**PROBLEM:**
Exactly reproduce each entry, leaving out nothing.

§ §

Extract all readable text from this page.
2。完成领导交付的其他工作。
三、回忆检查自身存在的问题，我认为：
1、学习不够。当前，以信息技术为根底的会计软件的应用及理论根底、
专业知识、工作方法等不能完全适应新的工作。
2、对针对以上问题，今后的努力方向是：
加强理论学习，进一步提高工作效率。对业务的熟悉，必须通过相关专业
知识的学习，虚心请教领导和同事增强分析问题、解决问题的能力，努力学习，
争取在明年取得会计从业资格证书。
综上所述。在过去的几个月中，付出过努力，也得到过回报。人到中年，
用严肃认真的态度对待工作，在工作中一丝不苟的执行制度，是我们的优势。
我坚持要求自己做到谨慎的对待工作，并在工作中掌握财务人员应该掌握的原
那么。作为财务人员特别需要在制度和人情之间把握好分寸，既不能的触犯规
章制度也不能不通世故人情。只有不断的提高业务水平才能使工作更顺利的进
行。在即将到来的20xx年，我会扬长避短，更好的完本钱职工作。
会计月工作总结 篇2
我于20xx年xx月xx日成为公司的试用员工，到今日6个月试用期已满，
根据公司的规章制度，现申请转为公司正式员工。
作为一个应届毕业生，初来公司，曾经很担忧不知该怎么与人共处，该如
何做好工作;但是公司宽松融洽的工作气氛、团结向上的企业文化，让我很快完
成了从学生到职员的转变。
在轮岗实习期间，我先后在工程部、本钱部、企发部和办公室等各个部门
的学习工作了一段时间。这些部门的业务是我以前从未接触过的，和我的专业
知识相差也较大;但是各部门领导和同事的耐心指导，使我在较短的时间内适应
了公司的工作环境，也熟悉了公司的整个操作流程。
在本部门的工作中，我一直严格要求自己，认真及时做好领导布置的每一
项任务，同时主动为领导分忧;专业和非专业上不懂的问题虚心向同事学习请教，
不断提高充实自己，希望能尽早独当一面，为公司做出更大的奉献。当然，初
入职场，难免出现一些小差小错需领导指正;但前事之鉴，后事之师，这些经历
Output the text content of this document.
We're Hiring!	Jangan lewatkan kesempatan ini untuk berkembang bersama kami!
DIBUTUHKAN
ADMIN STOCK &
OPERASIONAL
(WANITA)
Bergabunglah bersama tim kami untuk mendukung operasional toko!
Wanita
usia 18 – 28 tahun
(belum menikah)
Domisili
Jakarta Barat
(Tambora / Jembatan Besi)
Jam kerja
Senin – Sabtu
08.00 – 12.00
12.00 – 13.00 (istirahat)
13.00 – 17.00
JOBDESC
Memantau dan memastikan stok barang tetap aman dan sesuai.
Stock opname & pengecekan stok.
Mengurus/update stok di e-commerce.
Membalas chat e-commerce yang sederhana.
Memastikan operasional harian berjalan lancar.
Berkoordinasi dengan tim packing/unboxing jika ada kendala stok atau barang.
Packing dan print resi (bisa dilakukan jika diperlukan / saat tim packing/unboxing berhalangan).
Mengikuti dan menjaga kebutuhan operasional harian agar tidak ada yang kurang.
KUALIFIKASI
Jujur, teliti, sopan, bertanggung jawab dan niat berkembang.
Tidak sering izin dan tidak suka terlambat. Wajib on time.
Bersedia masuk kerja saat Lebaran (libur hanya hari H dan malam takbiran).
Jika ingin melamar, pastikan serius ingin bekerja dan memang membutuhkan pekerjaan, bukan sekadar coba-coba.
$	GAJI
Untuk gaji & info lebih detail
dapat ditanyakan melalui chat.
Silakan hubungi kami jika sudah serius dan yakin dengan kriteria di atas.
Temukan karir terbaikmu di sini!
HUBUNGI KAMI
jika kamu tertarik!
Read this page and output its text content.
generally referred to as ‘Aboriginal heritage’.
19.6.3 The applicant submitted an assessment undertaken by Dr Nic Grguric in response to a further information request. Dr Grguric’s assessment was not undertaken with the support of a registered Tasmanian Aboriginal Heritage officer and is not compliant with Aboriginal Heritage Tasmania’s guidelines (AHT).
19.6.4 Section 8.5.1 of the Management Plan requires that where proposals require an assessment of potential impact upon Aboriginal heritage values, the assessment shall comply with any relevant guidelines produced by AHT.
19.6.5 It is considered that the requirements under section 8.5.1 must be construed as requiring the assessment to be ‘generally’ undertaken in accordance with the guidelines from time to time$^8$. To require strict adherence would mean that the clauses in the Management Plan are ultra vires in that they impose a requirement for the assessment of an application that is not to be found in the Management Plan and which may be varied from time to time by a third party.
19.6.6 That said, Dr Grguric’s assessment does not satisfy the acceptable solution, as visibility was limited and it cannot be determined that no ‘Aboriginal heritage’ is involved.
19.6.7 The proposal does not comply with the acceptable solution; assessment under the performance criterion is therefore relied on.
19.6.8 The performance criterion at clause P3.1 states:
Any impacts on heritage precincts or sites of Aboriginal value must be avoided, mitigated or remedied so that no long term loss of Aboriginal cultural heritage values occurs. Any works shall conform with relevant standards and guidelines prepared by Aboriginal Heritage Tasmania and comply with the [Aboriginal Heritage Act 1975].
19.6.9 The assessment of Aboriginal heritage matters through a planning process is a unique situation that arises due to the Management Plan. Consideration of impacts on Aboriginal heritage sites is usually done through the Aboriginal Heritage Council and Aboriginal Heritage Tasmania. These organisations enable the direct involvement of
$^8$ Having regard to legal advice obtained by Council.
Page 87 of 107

§ §

**REPLY TO THE EXERCISE:**
Extract all readable text from this page.
2。完成领导交付的其他工作。
三、回忆检查自身存在的问题，我认为：
1、学习不够。当前，以信息技术为根底的会计软件的应用及理论根底、
专业知识、工作方法等不能完全适应新的工作。
2、对针对以上问题，今后的努力方向是：
加强理论学习，进一步提高工作效率。对业务的熟悉，必须通过相关专业
知识的学习，虚心请教领导和同事增强分析问题、解决问题的能力，努力学习，
争取在明年取得会计从业资格证书。
综上所述。在过去的几个月中，付出过努力，也得到过回报。人到中年，
用严肃认真的态度对待工作，在工作中一丝不苟的执行制度，是我们的优势。
我坚持要求自己做到谨慎的对待工作，并在工作中掌握财务人员应该掌握的原
那么。作为财务人员特别需要在制度和人情之间把握好分寸，既不能的触犯规
章制度也不能不通世故人情。只有不断的提高业务水平才能使工作更顺利的进
行。在即将到来的20xx年，我会扬长避短，更好的完本钱职工作。
会计月工作总结 篇2
我于20xx年xx月xx日成为公司的试用员工，到今日6个月试用期已满，
根据公司的规章制度，现申请转为公司正式员工。
作为一个应届毕业生，初来公司，曾经很担忧不知该怎么与人共处，该如
何做好工作;但是公司宽松融洽的工作气氛、团结向上的企业文化，让我很快完
成了从学生到职员的转变。
在轮岗实习期间，我先后在工程部、本钱部、企发部和办公室等各个部门
的学习工作了一段时间。这些部门的业务是我以前从未接触过的，和我的专业
知识相差也较大;但是各部门领导和同事的耐心指导，使我在较短的时间内适应
了公司的工作环境，也熟悉了公司的整个操作流程。
在本部门的工作中，我一直严格要求自己，认真及时做好领导布置的每一
项任务，同时主动为领导分忧;专业和非专业上不懂的问题虚心向同事学习请教，
不断提高充实自己，希望能尽早独当一面，为公司做出更大的奉献。当然，初
入职场，难免出现一些小差小错需领导指正;但前事之鉴，后事之师，这些经历
Output the text content of this document.
We're Hiring!	Jangan lewatkan kesempatan ini untuk berkembang bersama kami!
DIBUTUHKAN
ADMIN STOCK &
OPERASIONAL
(WANITA)
Bergabunglah bersama tim kami untuk mendukung operasional toko!
Wanita
usia 18 – 28 tahun
(belum menikah)
Domisili
Jakarta Barat
(Tambora / Jembatan Besi)
Jam kerja
Senin – Sabtu
08.00 – 12.00
12.00 – 13.00 (istirahat)
13.00 – 17.00
JOBDESC
Memantau dan memastikan stok barang tetap aman dan sesuai.
Stock opname & pengecekan stok.
Mengurus/update stok di e-commerce.
Membalas chat e-commerce yang sederhana.
Memastikan operasional harian berjalan lancar.
Berkoordinasi dengan tim packing/unboxing jika ada kendala stok atau barang.
Packing dan print resi (bisa dilakukan jika diperlukan / saat tim packing/unboxing berhalangan).
Mengikuti dan menjaga kebutuhan operasional harian agar tidak ada yang kurang.
KUALIFIKASI
Jujur, teliti, sopan, bertanggung jawab dan niat berkembang.
Tidak sering izin dan tidak suka terlambat. Wajib on time.
Bersedia masuk kerja saat Lebaran (libur hanya hari H dan malam takbiran).
Jika ingin melamar, pastikan serius ingin bekerja dan memang membutuhkan pekerjaan, bukan sekadar coba-coba.
$	GAJI
Untuk gaji & info lebih detail
dapat ditanyakan melalui chat.
Silakan hubungi kami jika sudah serius dan yakin dengan kriteria di atas.
Temukan karir terbaikmu di sini!
HUBUNGI KAMI
jika kamu tertarik!
Read this page and output its text content.
generally referred to as ‘Aboriginal heritage’.
19.6.3 The applicant submitted an assessment undertaken by Dr Nic Grguric in response to a further information request. Dr Grguric’s assessment was not undertaken with the support of a registered Tasmanian Aboriginal Heritage officer and is not compliant with Aboriginal Heritage Tasmania’s guidelines (AHT).
19.6.4 Section 8.5.1 of the Management Plan requires that where proposals require an assessment of potential impact upon Aboriginal heritage values, the assessment shall comply with any relevant guidelines produced by AHT.
19.6.5 It is considered that the requirements under section 8.5.1 must be construed as requiring the assessment to be ‘generally’ undertaken in accordance with the guidelines from time to time$^8$. To require strict adherence would mean that the clauses in the Management Plan are ultra vires in that they impose a requirement for the assessment of an application that is not to be found in the Management Plan and which may be varied from time to time by a third party.
19.6.6 That said, Dr Grguric’s assessment does not satisfy the acceptable solution, as visibility was limited and it cannot be determined that no ‘Aboriginal heritage’ is involved.
19.6.7 The proposal does not comply with the acceptable solution; assessment under the performance criterion is therefore relied on.
19.6.8 The performance criterion at clause P3.1 states:
Any impacts on heritage precincts or sites of Aboriginal value must be avoided, mitigated or remedied so that no long term loss of Aboriginal cultural heritage values occurs. Any works shall conform with relevant standards and guidelines prepared by Aboriginal Heritage Tasmania and comply with the [Aboriginal Heritage Act 1975].
19.6.9 The assessment of Aboriginal heritage matters through a planning process is a unique situation that arises due to the Management Plan. Consideration of impacts on Aboriginal heritage sites is usually done through the Aboriginal Heritage Council and Aboriginal Heritage Tasmania. These organisations enable the direct involvement of
$^8$ Having regard to legal advice obtained by Council.
Page 87 of 107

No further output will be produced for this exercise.